▶ _Given records_
::::::::::

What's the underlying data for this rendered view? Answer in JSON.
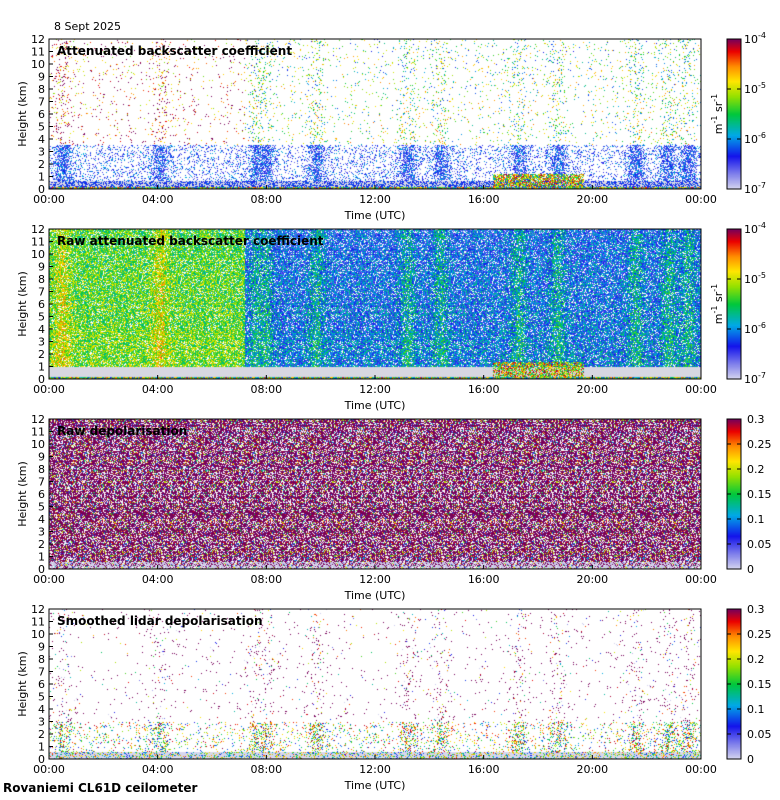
{
  "header": {
    "date": "8 Sept 2025",
    "site": "Rovaniemi CL61D ceilometer"
  },
  "chart_data": [
    {
      "type": "heatmap",
      "title": "Attenuated backscatter coefficient",
      "xlabel": "Time (UTC)",
      "ylabel": "Height (km)",
      "x_ticks": [
        "00:00",
        "04:00",
        "08:00",
        "12:00",
        "16:00",
        "20:00",
        "00:00"
      ],
      "y_ticks": [
        "0",
        "1",
        "2",
        "3",
        "4",
        "5",
        "6",
        "7",
        "8",
        "9",
        "10",
        "11",
        "12"
      ],
      "ylim": [
        0,
        12
      ],
      "xlim_hours": [
        0,
        24
      ],
      "colorbar": {
        "scale": "log",
        "ticks": [
          {
            "base": "10",
            "exp": "-4"
          },
          {
            "base": "10",
            "exp": "-5"
          },
          {
            "base": "10",
            "exp": "-6"
          },
          {
            "base": "10",
            "exp": "-7"
          }
        ],
        "unit_base": "m",
        "unit_exp1": "-1",
        "unit_mid": " sr",
        "unit_exp2": "-1"
      },
      "style": "attenuated"
    },
    {
      "type": "heatmap",
      "title": "Raw attenuated backscatter coefficient",
      "xlabel": "Time (UTC)",
      "ylabel": "Height (km)",
      "x_ticks": [
        "00:00",
        "04:00",
        "08:00",
        "12:00",
        "16:00",
        "20:00",
        "00:00"
      ],
      "y_ticks": [
        "0",
        "1",
        "2",
        "3",
        "4",
        "5",
        "6",
        "7",
        "8",
        "9",
        "10",
        "11",
        "12"
      ],
      "ylim": [
        0,
        12
      ],
      "xlim_hours": [
        0,
        24
      ],
      "colorbar": {
        "scale": "log",
        "ticks": [
          {
            "base": "10",
            "exp": "-4"
          },
          {
            "base": "10",
            "exp": "-5"
          },
          {
            "base": "10",
            "exp": "-6"
          },
          {
            "base": "10",
            "exp": "-7"
          }
        ],
        "unit_base": "m",
        "unit_exp1": "-1",
        "unit_mid": " sr",
        "unit_exp2": "-1"
      },
      "style": "raw"
    },
    {
      "type": "heatmap",
      "title": "Raw depolarisation",
      "xlabel": "Time (UTC)",
      "ylabel": "Height (km)",
      "x_ticks": [
        "00:00",
        "04:00",
        "08:00",
        "12:00",
        "16:00",
        "20:00",
        "00:00"
      ],
      "y_ticks": [
        "0",
        "1",
        "2",
        "3",
        "4",
        "5",
        "6",
        "7",
        "8",
        "9",
        "10",
        "11",
        "12"
      ],
      "ylim": [
        0,
        12
      ],
      "xlim_hours": [
        0,
        24
      ],
      "colorbar": {
        "scale": "linear",
        "ticks": [
          "0.3",
          "0.25",
          "0.2",
          "0.15",
          "0.1",
          "0.05",
          "0"
        ],
        "range": [
          0,
          0.3
        ]
      },
      "style": "rawdepol"
    },
    {
      "type": "heatmap",
      "title": "Smoothed lidar depolarisation",
      "xlabel": "Time (UTC)",
      "ylabel": "Height (km)",
      "x_ticks": [
        "00:00",
        "04:00",
        "08:00",
        "12:00",
        "16:00",
        "20:00",
        "00:00"
      ],
      "y_ticks": [
        "0",
        "1",
        "2",
        "3",
        "4",
        "5",
        "6",
        "7",
        "8",
        "9",
        "10",
        "11",
        "12"
      ],
      "ylim": [
        0,
        12
      ],
      "xlim_hours": [
        0,
        24
      ],
      "colorbar": {
        "scale": "linear",
        "ticks": [
          "0.3",
          "0.25",
          "0.2",
          "0.15",
          "0.1",
          "0.05",
          "0"
        ],
        "range": [
          0,
          0.3
        ]
      },
      "style": "smoothdepol"
    }
  ]
}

::::::::::

▶ _Exercise aim_
Each entry above should be reproduced exactly, with the pictures removed.

▶ _Final result_
What's the underlying data for this rendered view? Answer in JSON.
{
  "header": {
    "date": "8 Sept 2025",
    "site": "Rovaniemi CL61D ceilometer"
  },
  "chart_data": [
    {
      "type": "heatmap",
      "title": "Attenuated backscatter coefficient",
      "xlabel": "Time (UTC)",
      "ylabel": "Height (km)",
      "x_ticks": [
        "00:00",
        "04:00",
        "08:00",
        "12:00",
        "16:00",
        "20:00",
        "00:00"
      ],
      "y_ticks": [
        "0",
        "1",
        "2",
        "3",
        "4",
        "5",
        "6",
        "7",
        "8",
        "9",
        "10",
        "11",
        "12"
      ],
      "ylim": [
        0,
        12
      ],
      "xlim_hours": [
        0,
        24
      ],
      "colorbar": {
        "scale": "log",
        "ticks": [
          {
            "base": "10",
            "exp": "-4"
          },
          {
            "base": "10",
            "exp": "-5"
          },
          {
            "base": "10",
            "exp": "-6"
          },
          {
            "base": "10",
            "exp": "-7"
          }
        ],
        "unit_base": "m",
        "unit_exp1": "-1",
        "unit_mid": " sr",
        "unit_exp2": "-1"
      },
      "style": "attenuated"
    },
    {
      "type": "heatmap",
      "title": "Raw attenuated backscatter coefficient",
      "xlabel": "Time (UTC)",
      "ylabel": "Height (km)",
      "x_ticks": [
        "00:00",
        "04:00",
        "08:00",
        "12:00",
        "16:00",
        "20:00",
        "00:00"
      ],
      "y_ticks": [
        "0",
        "1",
        "2",
        "3",
        "4",
        "5",
        "6",
        "7",
        "8",
        "9",
        "10",
        "11",
        "12"
      ],
      "ylim": [
        0,
        12
      ],
      "xlim_hours": [
        0,
        24
      ],
      "colorbar": {
        "scale": "log",
        "ticks": [
          {
            "base": "10",
            "exp": "-4"
          },
          {
            "base": "10",
            "exp": "-5"
          },
          {
            "base": "10",
            "exp": "-6"
          },
          {
            "base": "10",
            "exp": "-7"
          }
        ],
        "unit_base": "m",
        "unit_exp1": "-1",
        "unit_mid": " sr",
        "unit_exp2": "-1"
      },
      "style": "raw"
    },
    {
      "type": "heatmap",
      "title": "Raw depolarisation",
      "xlabel": "Time (UTC)",
      "ylabel": "Height (km)",
      "x_ticks": [
        "00:00",
        "04:00",
        "08:00",
        "12:00",
        "16:00",
        "20:00",
        "00:00"
      ],
      "y_ticks": [
        "0",
        "1",
        "2",
        "3",
        "4",
        "5",
        "6",
        "7",
        "8",
        "9",
        "10",
        "11",
        "12"
      ],
      "ylim": [
        0,
        12
      ],
      "xlim_hours": [
        0,
        24
      ],
      "colorbar": {
        "scale": "linear",
        "ticks": [
          "0.3",
          "0.25",
          "0.2",
          "0.15",
          "0.1",
          "0.05",
          "0"
        ],
        "range": [
          0,
          0.3
        ]
      },
      "style": "rawdepol"
    },
    {
      "type": "heatmap",
      "title": "Smoothed lidar depolarisation",
      "xlabel": "Time (UTC)",
      "ylabel": "Height (km)",
      "x_ticks": [
        "00:00",
        "04:00",
        "08:00",
        "12:00",
        "16:00",
        "20:00",
        "00:00"
      ],
      "y_ticks": [
        "0",
        "1",
        "2",
        "3",
        "4",
        "5",
        "6",
        "7",
        "8",
        "9",
        "10",
        "11",
        "12"
      ],
      "ylim": [
        0,
        12
      ],
      "xlim_hours": [
        0,
        24
      ],
      "colorbar": {
        "scale": "linear",
        "ticks": [
          "0.3",
          "0.25",
          "0.2",
          "0.15",
          "0.1",
          "0.05",
          "0"
        ],
        "range": [
          0,
          0.3
        ]
      },
      "style": "smoothdepol"
    }
  ]
}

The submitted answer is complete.